-- Start DATA EXCERPTS --

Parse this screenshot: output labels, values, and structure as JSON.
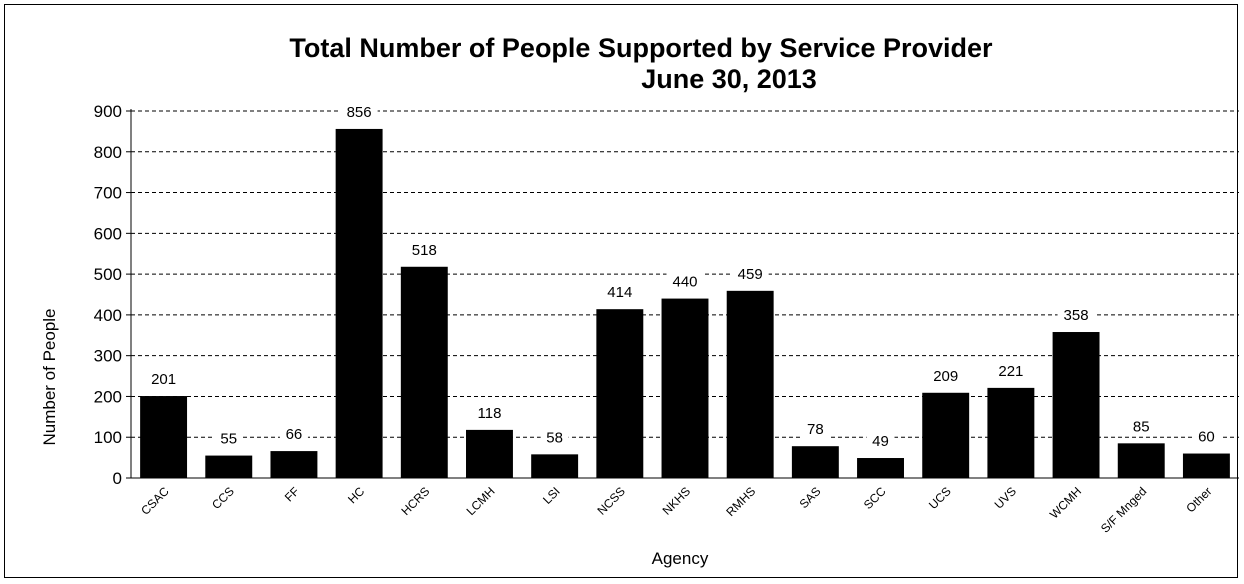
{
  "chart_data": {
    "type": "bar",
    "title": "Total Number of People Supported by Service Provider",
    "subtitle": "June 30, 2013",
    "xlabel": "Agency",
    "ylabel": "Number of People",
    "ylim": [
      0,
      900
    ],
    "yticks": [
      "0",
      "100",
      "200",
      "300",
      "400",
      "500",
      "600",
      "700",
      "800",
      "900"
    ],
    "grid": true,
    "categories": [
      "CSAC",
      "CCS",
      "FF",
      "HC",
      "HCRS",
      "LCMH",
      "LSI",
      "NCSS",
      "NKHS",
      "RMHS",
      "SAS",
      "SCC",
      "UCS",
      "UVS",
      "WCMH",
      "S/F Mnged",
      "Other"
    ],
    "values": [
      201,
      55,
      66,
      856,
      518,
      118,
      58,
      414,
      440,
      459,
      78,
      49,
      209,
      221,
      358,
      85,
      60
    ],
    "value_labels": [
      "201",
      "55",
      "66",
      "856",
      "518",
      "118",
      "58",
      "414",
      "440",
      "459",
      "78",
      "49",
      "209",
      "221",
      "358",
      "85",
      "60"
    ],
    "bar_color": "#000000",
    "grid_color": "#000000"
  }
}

-- End DATA EXCERPTS --

Using the records above, pull out each line where the word "People" occurs.

→ TASK OUTPUT
    "title": "Total Number of People Supported by Service Provider",
    "ylabel": "Number of People",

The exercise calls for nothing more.